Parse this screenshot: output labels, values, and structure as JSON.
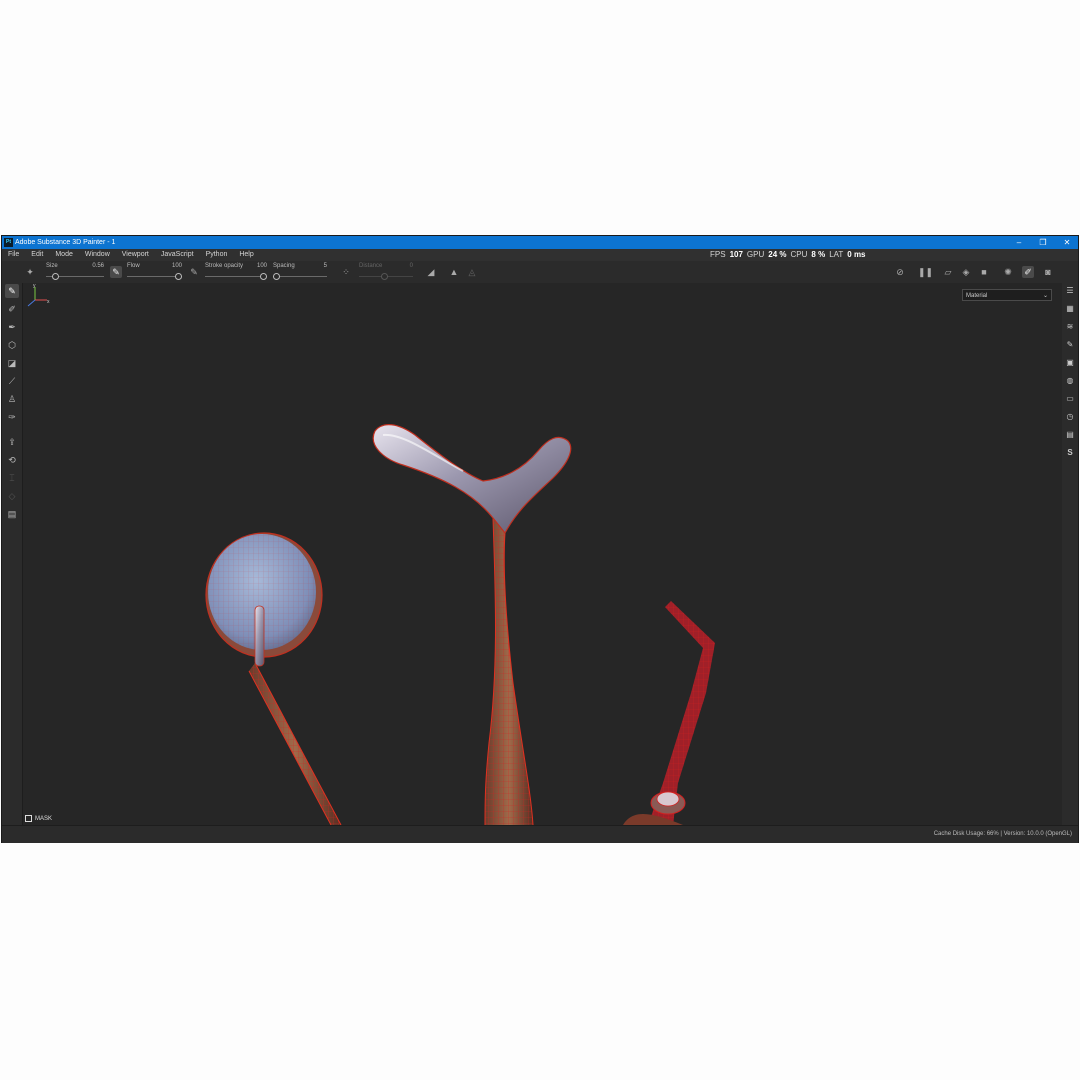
{
  "window": {
    "app_icon": "Pt",
    "title": "Adobe Substance 3D Painter - 1",
    "minimize": "–",
    "restore": "❐",
    "close": "✕"
  },
  "menu": {
    "items": [
      "File",
      "Edit",
      "Mode",
      "Window",
      "Viewport",
      "JavaScript",
      "Python",
      "Help"
    ]
  },
  "stats": {
    "fps_label": "FPS",
    "fps_value": "107",
    "gpu_label": "GPU",
    "gpu_value": "24 %",
    "cpu_label": "CPU",
    "cpu_value": "8 %",
    "lat_label": "LAT",
    "lat_value": "0 ms"
  },
  "tool_options": {
    "size_label": "Size",
    "size_value": "0.56",
    "size_level": 0.12,
    "flow_label": "Flow",
    "flow_value": "100",
    "flow_level": 1.0,
    "opacity_label": "Stroke opacity",
    "opacity_value": "100",
    "opacity_level": 1.0,
    "spacing_label": "Spacing",
    "spacing_value": "5",
    "spacing_level": 0.0,
    "distance_label": "Distance",
    "distance_value": "0"
  },
  "viewport": {
    "material_select": "Material",
    "mask_label": "MASK",
    "axis_y": "y",
    "axis_x": "x"
  },
  "status": {
    "text": "Cache Disk Usage:   66% | Version: 10.0.0 (OpenGL)"
  },
  "colors": {
    "title_bar": "#0d74d1",
    "viewport_bg": "#262626",
    "wireframe": "#d42020"
  }
}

* [TASK TO COMPLETE]:
Your task is to repeat the data above exactly while excluding the pictures.

* [SOLUTION FOR THIS EXERCISE]:
Parse this screenshot: output labels, values, and structure as JSON.
{
  "window": {
    "app_icon": "Pt",
    "title": "Adobe Substance 3D Painter - 1",
    "minimize": "–",
    "restore": "❐",
    "close": "✕"
  },
  "menu": {
    "items": [
      "File",
      "Edit",
      "Mode",
      "Window",
      "Viewport",
      "JavaScript",
      "Python",
      "Help"
    ]
  },
  "stats": {
    "fps_label": "FPS",
    "fps_value": "107",
    "gpu_label": "GPU",
    "gpu_value": "24 %",
    "cpu_label": "CPU",
    "cpu_value": "8 %",
    "lat_label": "LAT",
    "lat_value": "0 ms"
  },
  "tool_options": {
    "size_label": "Size",
    "size_value": "0.56",
    "size_level": 0.12,
    "flow_label": "Flow",
    "flow_value": "100",
    "flow_level": 1.0,
    "opacity_label": "Stroke opacity",
    "opacity_value": "100",
    "opacity_level": 1.0,
    "spacing_label": "Spacing",
    "spacing_value": "5",
    "spacing_level": 0.0,
    "distance_label": "Distance",
    "distance_value": "0"
  },
  "viewport": {
    "material_select": "Material",
    "mask_label": "MASK",
    "axis_y": "y",
    "axis_x": "x"
  },
  "status": {
    "text": "Cache Disk Usage:   66% | Version: 10.0.0 (OpenGL)"
  },
  "colors": {
    "title_bar": "#0d74d1",
    "viewport_bg": "#262626",
    "wireframe": "#d42020"
  }
}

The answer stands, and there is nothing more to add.